▸ **REQUIRED WORK**
Go through the entries below and retype them exactly, omitting each picture.

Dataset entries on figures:

__________________________________________________

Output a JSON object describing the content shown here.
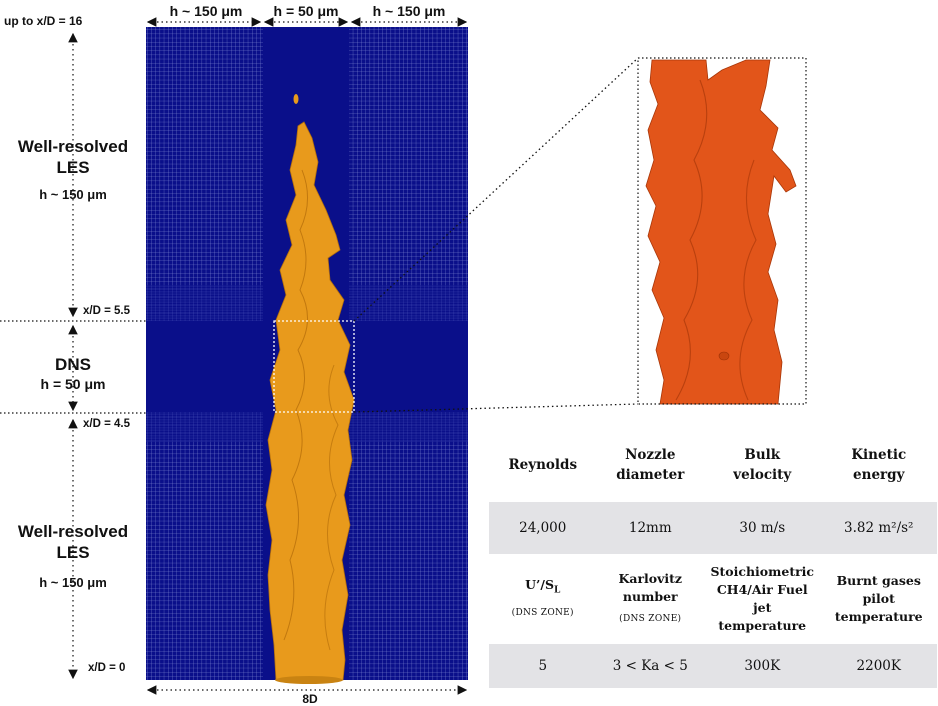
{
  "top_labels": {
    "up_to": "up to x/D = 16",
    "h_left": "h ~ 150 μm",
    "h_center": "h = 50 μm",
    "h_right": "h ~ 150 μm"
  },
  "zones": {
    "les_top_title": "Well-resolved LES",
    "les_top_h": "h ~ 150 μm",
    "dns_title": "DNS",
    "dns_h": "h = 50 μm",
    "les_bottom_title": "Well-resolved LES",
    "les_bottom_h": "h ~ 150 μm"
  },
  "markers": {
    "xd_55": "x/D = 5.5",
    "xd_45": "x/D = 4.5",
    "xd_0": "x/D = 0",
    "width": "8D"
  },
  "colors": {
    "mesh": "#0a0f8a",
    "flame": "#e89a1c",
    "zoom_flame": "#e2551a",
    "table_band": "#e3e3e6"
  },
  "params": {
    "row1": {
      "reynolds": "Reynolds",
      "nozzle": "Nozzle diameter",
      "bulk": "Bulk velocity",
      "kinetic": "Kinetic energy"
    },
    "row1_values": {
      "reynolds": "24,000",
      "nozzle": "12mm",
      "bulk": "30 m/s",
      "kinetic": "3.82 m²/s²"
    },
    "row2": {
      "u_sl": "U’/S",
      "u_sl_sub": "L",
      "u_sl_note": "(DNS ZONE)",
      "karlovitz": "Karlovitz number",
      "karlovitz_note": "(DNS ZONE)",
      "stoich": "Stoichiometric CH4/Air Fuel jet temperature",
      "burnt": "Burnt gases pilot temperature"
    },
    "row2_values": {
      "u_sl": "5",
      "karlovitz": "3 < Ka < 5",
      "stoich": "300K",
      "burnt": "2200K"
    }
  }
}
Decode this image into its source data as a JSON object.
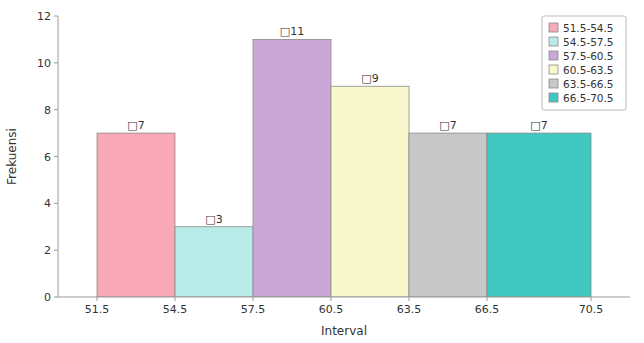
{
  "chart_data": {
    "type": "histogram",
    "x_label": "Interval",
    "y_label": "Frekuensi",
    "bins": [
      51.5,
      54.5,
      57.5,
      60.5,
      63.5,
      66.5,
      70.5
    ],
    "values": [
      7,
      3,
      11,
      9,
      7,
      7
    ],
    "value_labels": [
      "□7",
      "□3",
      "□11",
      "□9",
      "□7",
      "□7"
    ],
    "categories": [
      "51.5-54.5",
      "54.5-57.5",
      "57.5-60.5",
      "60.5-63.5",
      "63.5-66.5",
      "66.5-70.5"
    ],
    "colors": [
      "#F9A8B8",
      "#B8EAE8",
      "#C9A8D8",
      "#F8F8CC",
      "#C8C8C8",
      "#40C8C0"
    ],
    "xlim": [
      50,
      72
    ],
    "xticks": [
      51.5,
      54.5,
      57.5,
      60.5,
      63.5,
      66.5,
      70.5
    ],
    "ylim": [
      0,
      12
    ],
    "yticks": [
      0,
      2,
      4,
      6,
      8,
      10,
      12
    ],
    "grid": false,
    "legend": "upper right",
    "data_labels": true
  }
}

__________________________________________________

▸ **ANSWER TO THIS TASK**
Output a JSON object describing the content shown here.
{
  "top_labels": {
    "up_to": "up to x/D = 16",
    "h_left": "h ~ 150 μm",
    "h_center": "h = 50 μm",
    "h_right": "h ~ 150 μm"
  },
  "zones": {
    "les_top_title": "Well-resolved LES",
    "les_top_h": "h ~ 150 μm",
    "dns_title": "DNS",
    "dns_h": "h = 50 μm",
    "les_bottom_title": "Well-resolved LES",
    "les_bottom_h": "h ~ 150 μm"
  },
  "markers": {
    "xd_55": "x/D = 5.5",
    "xd_45": "x/D = 4.5",
    "xd_0": "x/D = 0",
    "width": "8D"
  },
  "colors": {
    "mesh": "#0a0f8a",
    "flame": "#e89a1c",
    "zoom_flame": "#e2551a",
    "table_band": "#e3e3e6"
  },
  "params": {
    "row1": {
      "reynolds": "Reynolds",
      "nozzle": "Nozzle diameter",
      "bulk": "Bulk velocity",
      "kinetic": "Kinetic energy"
    },
    "row1_values": {
      "reynolds": "24,000",
      "nozzle": "12mm",
      "bulk": "30 m/s",
      "kinetic": "3.82 m²/s²"
    },
    "row2": {
      "u_sl": "U’/S",
      "u_sl_sub": "L",
      "u_sl_note": "(DNS ZONE)",
      "karlovitz": "Karlovitz number",
      "karlovitz_note": "(DNS ZONE)",
      "stoich": "Stoichiometric CH4/Air Fuel jet temperature",
      "burnt": "Burnt gases pilot temperature"
    },
    "row2_values": {
      "u_sl": "5",
      "karlovitz": "3 < Ka < 5",
      "stoich": "300K",
      "burnt": "2200K"
    }
  }
}
Decode this image into its source data as a JSON object.
{
  "chart_data": {
    "type": "histogram",
    "x_label": "Interval",
    "y_label": "Frekuensi",
    "bins": [
      51.5,
      54.5,
      57.5,
      60.5,
      63.5,
      66.5,
      70.5
    ],
    "values": [
      7,
      3,
      11,
      9,
      7,
      7
    ],
    "value_labels": [
      "□7",
      "□3",
      "□11",
      "□9",
      "□7",
      "□7"
    ],
    "categories": [
      "51.5-54.5",
      "54.5-57.5",
      "57.5-60.5",
      "60.5-63.5",
      "63.5-66.5",
      "66.5-70.5"
    ],
    "colors": [
      "#F9A8B8",
      "#B8EAE8",
      "#C9A8D8",
      "#F8F8CC",
      "#C8C8C8",
      "#40C8C0"
    ],
    "xlim": [
      50,
      72
    ],
    "xticks": [
      51.5,
      54.5,
      57.5,
      60.5,
      63.5,
      66.5,
      70.5
    ],
    "ylim": [
      0,
      12
    ],
    "yticks": [
      0,
      2,
      4,
      6,
      8,
      10,
      12
    ],
    "grid": false,
    "legend": "upper right",
    "data_labels": true
  }
}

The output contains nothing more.